- _Challenge_: Identify the lines that contain the word "from" and copy each one.

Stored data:
────────────────────

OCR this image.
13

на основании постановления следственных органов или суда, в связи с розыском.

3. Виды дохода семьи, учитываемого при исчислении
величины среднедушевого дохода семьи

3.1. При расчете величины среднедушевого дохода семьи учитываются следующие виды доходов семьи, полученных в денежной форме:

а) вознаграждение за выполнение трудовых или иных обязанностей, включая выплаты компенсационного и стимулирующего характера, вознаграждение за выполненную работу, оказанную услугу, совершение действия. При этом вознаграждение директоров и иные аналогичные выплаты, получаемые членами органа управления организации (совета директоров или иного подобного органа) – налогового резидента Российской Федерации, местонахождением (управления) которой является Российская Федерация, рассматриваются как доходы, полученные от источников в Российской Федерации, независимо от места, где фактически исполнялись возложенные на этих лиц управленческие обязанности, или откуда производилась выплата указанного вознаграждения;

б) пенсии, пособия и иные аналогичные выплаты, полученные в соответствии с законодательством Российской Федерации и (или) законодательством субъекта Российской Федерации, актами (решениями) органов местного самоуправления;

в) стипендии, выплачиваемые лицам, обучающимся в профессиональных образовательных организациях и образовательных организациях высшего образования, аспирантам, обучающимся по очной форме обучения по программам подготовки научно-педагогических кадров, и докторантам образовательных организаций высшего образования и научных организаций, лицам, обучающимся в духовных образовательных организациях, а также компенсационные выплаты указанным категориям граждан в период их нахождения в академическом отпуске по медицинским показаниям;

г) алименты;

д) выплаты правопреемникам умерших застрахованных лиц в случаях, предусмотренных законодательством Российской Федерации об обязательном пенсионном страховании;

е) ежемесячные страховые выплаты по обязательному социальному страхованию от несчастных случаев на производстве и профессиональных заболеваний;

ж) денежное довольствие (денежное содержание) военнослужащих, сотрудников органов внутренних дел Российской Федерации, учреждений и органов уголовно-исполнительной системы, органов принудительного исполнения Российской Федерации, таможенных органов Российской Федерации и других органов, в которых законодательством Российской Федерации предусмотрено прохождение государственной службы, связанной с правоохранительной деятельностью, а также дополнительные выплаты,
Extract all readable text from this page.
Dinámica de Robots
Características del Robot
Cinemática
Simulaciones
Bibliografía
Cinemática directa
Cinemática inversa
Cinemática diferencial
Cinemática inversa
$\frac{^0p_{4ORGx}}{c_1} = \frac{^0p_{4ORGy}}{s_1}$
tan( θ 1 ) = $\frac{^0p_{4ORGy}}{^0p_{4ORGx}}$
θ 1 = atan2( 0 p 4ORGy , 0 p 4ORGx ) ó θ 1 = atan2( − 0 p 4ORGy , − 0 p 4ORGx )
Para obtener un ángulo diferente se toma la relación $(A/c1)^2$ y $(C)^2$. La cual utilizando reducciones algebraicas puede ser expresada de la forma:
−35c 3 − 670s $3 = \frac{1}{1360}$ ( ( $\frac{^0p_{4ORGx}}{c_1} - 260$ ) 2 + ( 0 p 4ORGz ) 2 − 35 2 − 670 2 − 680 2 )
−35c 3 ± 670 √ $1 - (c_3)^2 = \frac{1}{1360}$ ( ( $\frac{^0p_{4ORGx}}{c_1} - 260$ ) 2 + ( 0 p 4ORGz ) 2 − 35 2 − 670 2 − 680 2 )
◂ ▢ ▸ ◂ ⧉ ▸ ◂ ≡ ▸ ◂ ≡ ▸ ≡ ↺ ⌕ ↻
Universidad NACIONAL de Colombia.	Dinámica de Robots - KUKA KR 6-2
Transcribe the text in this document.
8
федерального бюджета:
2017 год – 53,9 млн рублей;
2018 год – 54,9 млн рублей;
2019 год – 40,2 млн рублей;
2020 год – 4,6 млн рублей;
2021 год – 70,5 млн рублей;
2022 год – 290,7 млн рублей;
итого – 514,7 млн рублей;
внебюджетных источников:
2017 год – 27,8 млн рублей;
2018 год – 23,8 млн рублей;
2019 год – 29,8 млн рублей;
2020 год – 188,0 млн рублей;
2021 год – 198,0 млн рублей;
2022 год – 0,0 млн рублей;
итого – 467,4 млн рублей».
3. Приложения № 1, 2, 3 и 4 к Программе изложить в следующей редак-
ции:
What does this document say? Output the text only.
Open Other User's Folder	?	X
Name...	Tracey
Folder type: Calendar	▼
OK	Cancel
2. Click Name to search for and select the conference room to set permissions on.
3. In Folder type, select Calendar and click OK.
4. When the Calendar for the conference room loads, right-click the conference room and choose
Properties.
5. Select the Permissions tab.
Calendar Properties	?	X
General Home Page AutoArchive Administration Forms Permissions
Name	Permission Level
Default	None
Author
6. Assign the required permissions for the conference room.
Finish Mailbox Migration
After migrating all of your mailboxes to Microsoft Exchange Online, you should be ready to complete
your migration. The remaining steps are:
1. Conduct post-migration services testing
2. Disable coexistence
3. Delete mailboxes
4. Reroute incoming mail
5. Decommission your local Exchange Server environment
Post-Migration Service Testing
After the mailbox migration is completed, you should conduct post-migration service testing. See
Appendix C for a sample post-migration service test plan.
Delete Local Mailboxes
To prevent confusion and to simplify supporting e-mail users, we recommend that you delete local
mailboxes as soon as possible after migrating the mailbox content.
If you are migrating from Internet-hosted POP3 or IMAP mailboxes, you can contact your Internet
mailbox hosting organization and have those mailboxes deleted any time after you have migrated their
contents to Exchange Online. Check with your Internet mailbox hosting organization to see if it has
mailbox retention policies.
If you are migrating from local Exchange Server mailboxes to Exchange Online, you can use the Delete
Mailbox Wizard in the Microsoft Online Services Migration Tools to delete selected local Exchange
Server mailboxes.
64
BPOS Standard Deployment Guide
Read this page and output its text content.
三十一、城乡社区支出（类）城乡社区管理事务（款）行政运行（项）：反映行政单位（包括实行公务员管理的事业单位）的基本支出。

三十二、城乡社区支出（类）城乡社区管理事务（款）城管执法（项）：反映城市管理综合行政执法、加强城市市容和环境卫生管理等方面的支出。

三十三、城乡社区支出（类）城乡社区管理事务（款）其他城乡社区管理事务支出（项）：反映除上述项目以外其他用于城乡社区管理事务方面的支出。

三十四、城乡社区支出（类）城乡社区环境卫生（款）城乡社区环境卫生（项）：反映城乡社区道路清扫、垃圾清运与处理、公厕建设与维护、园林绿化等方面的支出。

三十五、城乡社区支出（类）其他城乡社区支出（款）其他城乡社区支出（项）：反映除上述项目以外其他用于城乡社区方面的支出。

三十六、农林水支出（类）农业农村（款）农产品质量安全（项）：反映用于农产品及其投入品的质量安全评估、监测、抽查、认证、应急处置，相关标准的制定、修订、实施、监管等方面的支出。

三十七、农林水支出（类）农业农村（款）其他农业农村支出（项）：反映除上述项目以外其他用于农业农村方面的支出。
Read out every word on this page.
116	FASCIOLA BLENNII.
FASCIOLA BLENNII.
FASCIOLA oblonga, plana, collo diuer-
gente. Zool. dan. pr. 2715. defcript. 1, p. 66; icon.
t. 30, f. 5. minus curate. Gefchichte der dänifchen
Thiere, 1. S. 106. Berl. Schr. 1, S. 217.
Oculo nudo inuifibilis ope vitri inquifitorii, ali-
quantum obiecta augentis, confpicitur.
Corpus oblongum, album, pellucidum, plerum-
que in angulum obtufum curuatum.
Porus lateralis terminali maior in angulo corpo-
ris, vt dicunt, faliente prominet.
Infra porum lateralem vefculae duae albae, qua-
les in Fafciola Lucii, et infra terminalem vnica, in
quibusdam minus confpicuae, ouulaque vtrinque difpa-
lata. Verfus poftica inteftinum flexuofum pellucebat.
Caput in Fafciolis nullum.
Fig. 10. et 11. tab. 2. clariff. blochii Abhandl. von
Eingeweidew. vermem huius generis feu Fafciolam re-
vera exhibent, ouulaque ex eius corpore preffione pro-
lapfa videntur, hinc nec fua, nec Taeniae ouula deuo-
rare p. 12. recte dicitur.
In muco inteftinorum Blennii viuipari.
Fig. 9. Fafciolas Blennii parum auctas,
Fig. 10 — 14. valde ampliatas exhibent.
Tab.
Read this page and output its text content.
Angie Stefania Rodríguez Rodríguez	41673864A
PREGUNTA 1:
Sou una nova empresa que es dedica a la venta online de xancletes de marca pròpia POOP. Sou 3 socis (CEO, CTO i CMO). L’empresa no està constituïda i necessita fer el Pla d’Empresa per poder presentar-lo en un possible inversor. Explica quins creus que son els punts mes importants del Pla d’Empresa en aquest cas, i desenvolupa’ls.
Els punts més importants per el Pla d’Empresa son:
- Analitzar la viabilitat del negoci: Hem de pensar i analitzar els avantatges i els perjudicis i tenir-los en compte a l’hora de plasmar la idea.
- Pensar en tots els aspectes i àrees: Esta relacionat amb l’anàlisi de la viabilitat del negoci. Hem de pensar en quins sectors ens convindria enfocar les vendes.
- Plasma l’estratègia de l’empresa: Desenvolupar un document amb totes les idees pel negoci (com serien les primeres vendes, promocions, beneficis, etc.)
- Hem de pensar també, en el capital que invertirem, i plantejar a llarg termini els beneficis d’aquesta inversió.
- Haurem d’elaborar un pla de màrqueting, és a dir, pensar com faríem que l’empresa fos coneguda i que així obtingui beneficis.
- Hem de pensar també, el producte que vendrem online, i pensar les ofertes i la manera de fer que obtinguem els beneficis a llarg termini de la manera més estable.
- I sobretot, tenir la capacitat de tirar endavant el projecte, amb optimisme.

────────────────────

- _Solution_:
Extract all readable text from this page.
If you are migrating from Internet-hosted POP3 or IMAP mailboxes, you can contact your Internet
If you are migrating from local Exchange Server mailboxes to Exchange Online, you can use the Delete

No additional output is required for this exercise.